───── Excerpted passage ─────

The timeline starts some decades back: in late October 1948, Salha’s inhabitants were forced out by massacre. One hundred people—men and boys, mostly—were lined up and shot, one by one by one. A couple of the injured played dead, their act aided by the paralysis of fear. Those who, thanks to the Zionist soldiers’ failed aim—or, the survivors might say, divine intervention—were not struck, also played dead. When the soldiers left, survivors gathered whomever they could. Some of those who’d initially fled risked their lives to return and look for their families. Some struggled to bury their dead before the killers returned with bulldozers. A young woman carried her wounded father on her back for three kilometers—to Bint Jbeil. He, for his remaining years, would let no one forget that he owed his daughter his life.
An eleventh of the village was executed. The rest, including my grandfather, his sisters, and his mother, fled north across a freshly imperforate border into southern Lebanon. As neighboring border villages caught word of the massacre (what Zionist troops called “whispering operations,” in service of their systematic psychological warfare campaign to empty the land of its inhabitants), these too were “depopulated”—ethnically cleansed.
Survivors stayed with family, or they rented homes, or, as winter came and left and Return remained prohibited, they continued north to refugee camps like Sabra and Shatila in Beirut. This is how some one quarter of those killed during the Sabra and Shatila massacres—orchestrated by Israel just as soon as the armed Palestinian factions were evacuated from Lebanon, leaving Israel’s ever-civilian targets without defenders—were Shia Lebanese nationals. Many of them had fled Salha and other border villages during the Zionist terror campaigns of 1948, and sought refuge in the camps. Others fled the terror campaigns of 1978, still others those of 1982, and so on. Sometime after Salha was emptied—after my grandfather, barefoot and eleven years old, learned to work someone else’s fields to supplement his mother’s income as a seamstress—came the name change.
Israeli historians are incentivized by national self-conception to believe that upwards of three quarters of a million Palestinians left their homes voluntarily in 1948, of their own volition or as sheep herded by their Arab leaders. Against this impossible narrative emerged a group of Israeli scholars calling themselves the “New Historians,” most prolific among them Benny Morris, bound by the shared belief that the Nakba (as in, forced dispossession) happened at all.

───── Records shown ─────

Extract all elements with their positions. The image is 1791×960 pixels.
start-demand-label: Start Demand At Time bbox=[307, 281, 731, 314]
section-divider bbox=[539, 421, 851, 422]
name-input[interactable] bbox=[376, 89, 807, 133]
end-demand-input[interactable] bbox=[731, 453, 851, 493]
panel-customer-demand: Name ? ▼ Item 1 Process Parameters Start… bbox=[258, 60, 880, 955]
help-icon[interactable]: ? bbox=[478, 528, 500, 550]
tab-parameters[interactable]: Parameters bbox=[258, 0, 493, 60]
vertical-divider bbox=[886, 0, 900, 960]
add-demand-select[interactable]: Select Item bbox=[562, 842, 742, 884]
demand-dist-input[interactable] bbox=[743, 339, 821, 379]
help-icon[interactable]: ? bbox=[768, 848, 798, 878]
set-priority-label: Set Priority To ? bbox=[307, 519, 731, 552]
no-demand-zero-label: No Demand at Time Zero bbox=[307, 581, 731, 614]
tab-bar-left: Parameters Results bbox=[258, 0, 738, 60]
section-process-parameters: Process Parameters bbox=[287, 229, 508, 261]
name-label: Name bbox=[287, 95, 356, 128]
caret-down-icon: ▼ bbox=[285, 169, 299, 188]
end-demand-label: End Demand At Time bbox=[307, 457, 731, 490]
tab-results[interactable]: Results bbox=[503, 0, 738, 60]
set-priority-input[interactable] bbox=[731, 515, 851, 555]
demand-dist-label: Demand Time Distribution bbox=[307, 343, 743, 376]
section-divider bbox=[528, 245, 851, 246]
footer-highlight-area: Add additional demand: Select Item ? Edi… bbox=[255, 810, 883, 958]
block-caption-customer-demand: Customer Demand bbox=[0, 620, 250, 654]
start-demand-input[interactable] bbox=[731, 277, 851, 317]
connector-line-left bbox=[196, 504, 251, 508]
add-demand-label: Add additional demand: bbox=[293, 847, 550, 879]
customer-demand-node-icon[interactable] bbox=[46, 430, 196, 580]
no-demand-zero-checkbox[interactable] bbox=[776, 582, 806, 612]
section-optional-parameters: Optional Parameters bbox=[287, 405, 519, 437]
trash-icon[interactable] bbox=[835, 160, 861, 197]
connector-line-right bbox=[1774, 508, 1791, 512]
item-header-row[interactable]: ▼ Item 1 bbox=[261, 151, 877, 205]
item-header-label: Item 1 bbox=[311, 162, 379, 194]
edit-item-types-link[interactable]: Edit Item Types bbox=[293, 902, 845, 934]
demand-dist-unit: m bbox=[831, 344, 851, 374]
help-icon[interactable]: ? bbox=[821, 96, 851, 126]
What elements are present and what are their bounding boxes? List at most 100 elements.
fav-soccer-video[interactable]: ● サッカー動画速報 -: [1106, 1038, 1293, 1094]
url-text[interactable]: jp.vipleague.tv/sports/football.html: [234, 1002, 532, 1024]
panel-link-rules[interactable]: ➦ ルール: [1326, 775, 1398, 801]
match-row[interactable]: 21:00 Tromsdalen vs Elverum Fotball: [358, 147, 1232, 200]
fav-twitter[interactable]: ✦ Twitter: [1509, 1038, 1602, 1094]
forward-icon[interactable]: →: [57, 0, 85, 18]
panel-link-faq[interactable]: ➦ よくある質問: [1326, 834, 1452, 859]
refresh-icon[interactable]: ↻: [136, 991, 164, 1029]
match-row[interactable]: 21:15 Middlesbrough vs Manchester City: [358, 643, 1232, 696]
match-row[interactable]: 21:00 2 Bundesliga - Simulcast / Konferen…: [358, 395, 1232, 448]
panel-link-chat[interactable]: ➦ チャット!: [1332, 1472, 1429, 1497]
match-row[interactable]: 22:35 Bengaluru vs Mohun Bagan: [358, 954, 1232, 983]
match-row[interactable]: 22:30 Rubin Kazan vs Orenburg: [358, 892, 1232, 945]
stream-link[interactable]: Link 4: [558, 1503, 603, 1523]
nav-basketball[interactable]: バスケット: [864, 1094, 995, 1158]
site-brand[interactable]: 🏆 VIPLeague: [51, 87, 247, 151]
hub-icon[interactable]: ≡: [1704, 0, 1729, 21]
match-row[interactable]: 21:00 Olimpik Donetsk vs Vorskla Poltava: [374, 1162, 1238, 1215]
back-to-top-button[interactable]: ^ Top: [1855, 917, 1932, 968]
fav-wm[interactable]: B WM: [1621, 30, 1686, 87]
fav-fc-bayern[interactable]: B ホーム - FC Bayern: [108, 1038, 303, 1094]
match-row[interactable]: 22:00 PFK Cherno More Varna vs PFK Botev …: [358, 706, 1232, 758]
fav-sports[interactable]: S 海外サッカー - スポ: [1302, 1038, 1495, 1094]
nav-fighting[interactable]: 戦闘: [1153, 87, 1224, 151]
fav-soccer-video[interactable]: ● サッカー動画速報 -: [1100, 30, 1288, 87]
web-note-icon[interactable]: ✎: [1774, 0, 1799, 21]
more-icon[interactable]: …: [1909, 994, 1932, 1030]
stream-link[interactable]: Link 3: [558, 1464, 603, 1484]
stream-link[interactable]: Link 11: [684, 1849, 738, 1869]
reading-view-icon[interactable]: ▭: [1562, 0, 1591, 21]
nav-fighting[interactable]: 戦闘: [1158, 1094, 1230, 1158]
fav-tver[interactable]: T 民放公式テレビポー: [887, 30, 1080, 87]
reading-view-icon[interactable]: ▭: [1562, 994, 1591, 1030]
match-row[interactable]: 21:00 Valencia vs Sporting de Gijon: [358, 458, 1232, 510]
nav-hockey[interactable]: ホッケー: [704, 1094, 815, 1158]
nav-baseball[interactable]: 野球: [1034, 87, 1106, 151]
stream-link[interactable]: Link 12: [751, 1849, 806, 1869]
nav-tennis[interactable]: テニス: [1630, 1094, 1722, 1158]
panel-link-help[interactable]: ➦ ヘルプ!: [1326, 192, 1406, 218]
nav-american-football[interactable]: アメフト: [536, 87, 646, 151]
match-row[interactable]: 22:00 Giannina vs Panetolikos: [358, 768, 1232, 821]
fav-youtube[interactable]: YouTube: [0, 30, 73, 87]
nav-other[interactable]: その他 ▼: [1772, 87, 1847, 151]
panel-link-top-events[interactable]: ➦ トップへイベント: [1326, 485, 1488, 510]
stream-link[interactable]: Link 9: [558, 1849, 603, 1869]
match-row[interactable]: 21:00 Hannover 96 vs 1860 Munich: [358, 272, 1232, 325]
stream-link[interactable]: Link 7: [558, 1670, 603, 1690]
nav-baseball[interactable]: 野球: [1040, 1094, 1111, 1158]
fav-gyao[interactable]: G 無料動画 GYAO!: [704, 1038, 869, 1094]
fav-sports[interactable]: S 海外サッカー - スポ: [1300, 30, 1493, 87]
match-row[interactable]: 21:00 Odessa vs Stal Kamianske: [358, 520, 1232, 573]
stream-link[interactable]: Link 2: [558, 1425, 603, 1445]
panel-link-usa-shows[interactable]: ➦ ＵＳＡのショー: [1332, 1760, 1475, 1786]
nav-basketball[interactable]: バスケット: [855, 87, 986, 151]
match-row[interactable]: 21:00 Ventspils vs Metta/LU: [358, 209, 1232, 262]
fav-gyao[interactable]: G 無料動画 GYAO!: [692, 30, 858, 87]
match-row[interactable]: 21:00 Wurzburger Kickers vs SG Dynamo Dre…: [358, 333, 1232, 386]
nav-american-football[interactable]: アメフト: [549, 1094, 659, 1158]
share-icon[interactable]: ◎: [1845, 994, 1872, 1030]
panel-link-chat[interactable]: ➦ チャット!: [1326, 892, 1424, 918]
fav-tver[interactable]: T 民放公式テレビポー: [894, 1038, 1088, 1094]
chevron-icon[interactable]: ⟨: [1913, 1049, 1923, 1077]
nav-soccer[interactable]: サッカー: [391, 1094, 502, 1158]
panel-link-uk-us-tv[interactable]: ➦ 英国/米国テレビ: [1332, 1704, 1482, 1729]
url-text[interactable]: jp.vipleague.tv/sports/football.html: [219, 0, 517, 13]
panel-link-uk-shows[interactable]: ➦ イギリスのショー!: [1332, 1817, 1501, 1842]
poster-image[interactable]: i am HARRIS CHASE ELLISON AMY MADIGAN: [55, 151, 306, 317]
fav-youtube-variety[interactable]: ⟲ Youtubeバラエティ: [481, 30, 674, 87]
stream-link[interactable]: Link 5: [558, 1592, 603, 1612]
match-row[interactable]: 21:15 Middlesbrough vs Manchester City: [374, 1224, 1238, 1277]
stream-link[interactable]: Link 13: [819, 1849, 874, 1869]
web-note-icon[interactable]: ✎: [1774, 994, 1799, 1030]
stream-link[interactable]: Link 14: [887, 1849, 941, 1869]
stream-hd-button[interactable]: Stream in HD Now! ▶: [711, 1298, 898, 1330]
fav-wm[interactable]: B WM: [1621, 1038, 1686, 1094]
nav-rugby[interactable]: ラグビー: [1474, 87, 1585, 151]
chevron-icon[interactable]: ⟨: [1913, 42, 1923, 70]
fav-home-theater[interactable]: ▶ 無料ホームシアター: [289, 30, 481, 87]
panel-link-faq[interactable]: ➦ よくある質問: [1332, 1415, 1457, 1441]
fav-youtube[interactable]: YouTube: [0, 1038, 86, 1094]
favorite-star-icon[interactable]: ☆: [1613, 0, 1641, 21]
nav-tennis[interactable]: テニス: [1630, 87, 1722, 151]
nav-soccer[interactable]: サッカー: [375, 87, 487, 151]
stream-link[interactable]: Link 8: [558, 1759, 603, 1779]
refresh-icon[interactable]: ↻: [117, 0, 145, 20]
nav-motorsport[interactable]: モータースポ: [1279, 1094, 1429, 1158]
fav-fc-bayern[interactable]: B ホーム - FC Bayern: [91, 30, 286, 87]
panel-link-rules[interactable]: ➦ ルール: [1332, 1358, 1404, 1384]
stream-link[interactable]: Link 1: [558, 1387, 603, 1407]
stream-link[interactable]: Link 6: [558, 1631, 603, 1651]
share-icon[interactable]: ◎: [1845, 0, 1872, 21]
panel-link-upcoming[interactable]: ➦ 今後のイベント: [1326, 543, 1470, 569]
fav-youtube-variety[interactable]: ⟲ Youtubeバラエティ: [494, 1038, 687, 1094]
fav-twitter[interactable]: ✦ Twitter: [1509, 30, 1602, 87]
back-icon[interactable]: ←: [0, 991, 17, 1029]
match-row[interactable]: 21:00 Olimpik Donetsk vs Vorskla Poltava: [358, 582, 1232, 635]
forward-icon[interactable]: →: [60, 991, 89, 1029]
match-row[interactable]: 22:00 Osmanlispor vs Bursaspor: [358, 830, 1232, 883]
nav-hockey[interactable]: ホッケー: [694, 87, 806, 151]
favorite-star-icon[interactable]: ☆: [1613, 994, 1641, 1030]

─────

## How to complete this task
Render into Spanish the following sentence from the passage on the 1948 massacre at Salha: "Some of those who'd initially fled risked their lives to return and look for their families."

## The completed task
Algunos de los que habían huido al principio arriesgaron sus vidas para regresar y buscar a sus familias.